(Dataset records)
* * * *
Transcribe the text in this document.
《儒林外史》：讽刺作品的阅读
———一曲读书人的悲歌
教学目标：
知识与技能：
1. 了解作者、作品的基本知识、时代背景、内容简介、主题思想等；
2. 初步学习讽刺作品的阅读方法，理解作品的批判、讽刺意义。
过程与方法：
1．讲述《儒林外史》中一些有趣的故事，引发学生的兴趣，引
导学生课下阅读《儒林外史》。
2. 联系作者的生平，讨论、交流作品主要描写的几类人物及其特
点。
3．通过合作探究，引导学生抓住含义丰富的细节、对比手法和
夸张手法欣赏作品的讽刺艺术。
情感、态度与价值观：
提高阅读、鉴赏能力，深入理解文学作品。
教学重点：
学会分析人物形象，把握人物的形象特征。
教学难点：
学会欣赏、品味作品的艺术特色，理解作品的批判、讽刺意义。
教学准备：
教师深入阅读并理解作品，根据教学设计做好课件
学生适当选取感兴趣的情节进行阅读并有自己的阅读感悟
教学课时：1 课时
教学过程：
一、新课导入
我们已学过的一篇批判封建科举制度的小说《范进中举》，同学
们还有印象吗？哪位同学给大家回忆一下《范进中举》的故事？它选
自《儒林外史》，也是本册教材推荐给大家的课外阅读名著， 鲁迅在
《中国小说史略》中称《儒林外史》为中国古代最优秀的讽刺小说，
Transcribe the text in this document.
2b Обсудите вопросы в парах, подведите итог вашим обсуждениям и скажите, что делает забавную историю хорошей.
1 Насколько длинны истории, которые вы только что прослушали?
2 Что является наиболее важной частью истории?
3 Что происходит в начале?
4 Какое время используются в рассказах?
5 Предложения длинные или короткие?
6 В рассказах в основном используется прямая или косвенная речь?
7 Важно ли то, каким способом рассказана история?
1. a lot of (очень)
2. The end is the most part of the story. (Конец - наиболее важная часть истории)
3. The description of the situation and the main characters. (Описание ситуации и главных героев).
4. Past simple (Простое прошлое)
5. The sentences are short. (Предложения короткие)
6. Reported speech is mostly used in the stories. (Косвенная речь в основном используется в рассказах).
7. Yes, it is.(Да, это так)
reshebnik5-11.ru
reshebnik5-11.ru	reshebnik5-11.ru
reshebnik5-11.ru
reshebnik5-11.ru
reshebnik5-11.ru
* * * *
→ **What the task requires**
Print every line of the records exactly. Omit nothing.

→ **Written answer**
Transcribe the text in this document.
《儒林外史》：讽刺作品的阅读
———一曲读书人的悲歌
教学目标：
知识与技能：
1. 了解作者、作品的基本知识、时代背景、内容简介、主题思想等；
2. 初步学习讽刺作品的阅读方法，理解作品的批判、讽刺意义。
过程与方法：
1．讲述《儒林外史》中一些有趣的故事，引发学生的兴趣，引
导学生课下阅读《儒林外史》。
2. 联系作者的生平，讨论、交流作品主要描写的几类人物及其特
点。
3．通过合作探究，引导学生抓住含义丰富的细节、对比手法和
夸张手法欣赏作品的讽刺艺术。
情感、态度与价值观：
提高阅读、鉴赏能力，深入理解文学作品。
教学重点：
学会分析人物形象，把握人物的形象特征。
教学难点：
学会欣赏、品味作品的艺术特色，理解作品的批判、讽刺意义。
教学准备：
教师深入阅读并理解作品，根据教学设计做好课件
学生适当选取感兴趣的情节进行阅读并有自己的阅读感悟
教学课时：1 课时
教学过程：
一、新课导入
我们已学过的一篇批判封建科举制度的小说《范进中举》，同学
们还有印象吗？哪位同学给大家回忆一下《范进中举》的故事？它选
自《儒林外史》，也是本册教材推荐给大家的课外阅读名著， 鲁迅在
《中国小说史略》中称《儒林外史》为中国古代最优秀的讽刺小说，
Transcribe the text in this document.
2b Обсудите вопросы в парах, подведите итог вашим обсуждениям и скажите, что делает забавную историю хорошей.
1 Насколько длинны истории, которые вы только что прослушали?
2 Что является наиболее важной частью истории?
3 Что происходит в начале?
4 Какое время используются в рассказах?
5 Предложения длинные или короткие?
6 В рассказах в основном используется прямая или косвенная речь?
7 Важно ли то, каким способом рассказана история?
1. a lot of (очень)
2. The end is the most part of the story. (Конец - наиболее важная часть истории)
3. The description of the situation and the main characters. (Описание ситуации и главных героев).
4. Past simple (Простое прошлое)
5. The sentences are short. (Предложения короткие)
6. Reported speech is mostly used in the stories. (Косвенная речь в основном используется в рассказах).
7. Yes, it is.(Да, это так)
reshebnik5-11.ru
reshebnik5-11.ru	reshebnik5-11.ru
reshebnik5-11.ru
reshebnik5-11.ru
reshebnik5-11.ru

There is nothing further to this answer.